• **Instructions for the task**
Exclude the pictures and retype the entries as written.
● ● ● ●
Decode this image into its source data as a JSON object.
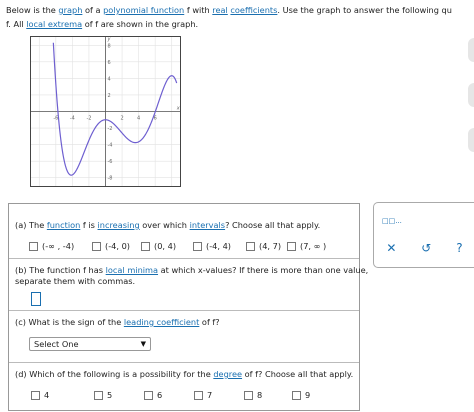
{
  "intro": {
    "line1_a": "Below is the ",
    "link_graph": "graph",
    "line1_b": " of a ",
    "link_polynomial": "polynomial function",
    "line1_c": " f with ",
    "link_real": "real",
    "line1_d": " ",
    "link_coefficients": "coefficients",
    "line1_e": ". Use the graph to answer the following qu",
    "line2_a": "f. All ",
    "link_local_extrema": "local extrema",
    "line2_b": " of f are shown in the graph."
  },
  "graph": {
    "x_label": "x",
    "y_label": "y",
    "x_tick_labels": [
      "-6",
      "-4",
      "-2",
      "2",
      "4",
      "6"
    ],
    "y_tick_labels": [
      "8",
      "6",
      "4",
      "2",
      "-2",
      "-4",
      "-6",
      "-8"
    ],
    "local_minima_x": [
      -4,
      4
    ],
    "local_maxima_x": [
      0,
      7
    ]
  },
  "q_a": {
    "text_a": "(a) The ",
    "link_function": "function",
    "text_b": " f is ",
    "link_increasing": "increasing",
    "text_c": " over which ",
    "link_intervals": "intervals",
    "text_d": "? Choose all that apply.",
    "options": [
      "(-∞ , -4)",
      "(-4, 0)",
      "(0, 4)",
      "(-4, 4)",
      "(4, 7)",
      "(7, ∞ )"
    ]
  },
  "q_b": {
    "text_a": "(b) The function f has ",
    "link_local_minima": "local minima",
    "text_b": " at which x-values? If there is more than one value,",
    "text_line2": "separate them with commas."
  },
  "q_c": {
    "text_a": "(c) What is the sign of the ",
    "link_leading": "leading coefficient",
    "text_b": " of f?",
    "select_value": "Select One"
  },
  "q_d": {
    "text_a": "(d) Which of the following is a possibility for the ",
    "link_degree": "degree",
    "text_b": " of f? Choose all that apply.",
    "options": [
      "4",
      "5",
      "6",
      "7",
      "8",
      "9"
    ]
  },
  "tools": {
    "top_icon": "□□...",
    "clear_icon": "✕",
    "undo_icon": "↺",
    "help_icon": "?"
  },
  "colors": {
    "link": "#1a6fb0",
    "curve": "#6e5fd0"
  }
}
● ● ● ●
• **Final result**
Decode this image into its source data as a JSON object.
{
  "intro": {
    "line1_a": "Below is the ",
    "link_graph": "graph",
    "line1_b": " of a ",
    "link_polynomial": "polynomial function",
    "line1_c": " f with ",
    "link_real": "real",
    "line1_d": " ",
    "link_coefficients": "coefficients",
    "line1_e": ". Use the graph to answer the following qu",
    "line2_a": "f. All ",
    "link_local_extrema": "local extrema",
    "line2_b": " of f are shown in the graph."
  },
  "graph": {
    "x_label": "x",
    "y_label": "y",
    "x_tick_labels": [
      "-6",
      "-4",
      "-2",
      "2",
      "4",
      "6"
    ],
    "y_tick_labels": [
      "8",
      "6",
      "4",
      "2",
      "-2",
      "-4",
      "-6",
      "-8"
    ],
    "local_minima_x": [
      -4,
      4
    ],
    "local_maxima_x": [
      0,
      7
    ]
  },
  "q_a": {
    "text_a": "(a) The ",
    "link_function": "function",
    "text_b": " f is ",
    "link_increasing": "increasing",
    "text_c": " over which ",
    "link_intervals": "intervals",
    "text_d": "? Choose all that apply.",
    "options": [
      "(-∞ , -4)",
      "(-4, 0)",
      "(0, 4)",
      "(-4, 4)",
      "(4, 7)",
      "(7, ∞ )"
    ]
  },
  "q_b": {
    "text_a": "(b) The function f has ",
    "link_local_minima": "local minima",
    "text_b": " at which x-values? If there is more than one value,",
    "text_line2": "separate them with commas."
  },
  "q_c": {
    "text_a": "(c) What is the sign of the ",
    "link_leading": "leading coefficient",
    "text_b": " of f?",
    "select_value": "Select One"
  },
  "q_d": {
    "text_a": "(d) Which of the following is a possibility for the ",
    "link_degree": "degree",
    "text_b": " of f? Choose all that apply.",
    "options": [
      "4",
      "5",
      "6",
      "7",
      "8",
      "9"
    ]
  },
  "tools": {
    "top_icon": "□□...",
    "clear_icon": "✕",
    "undo_icon": "↺",
    "help_icon": "?"
  },
  "colors": {
    "link": "#1a6fb0",
    "curve": "#6e5fd0"
  }
}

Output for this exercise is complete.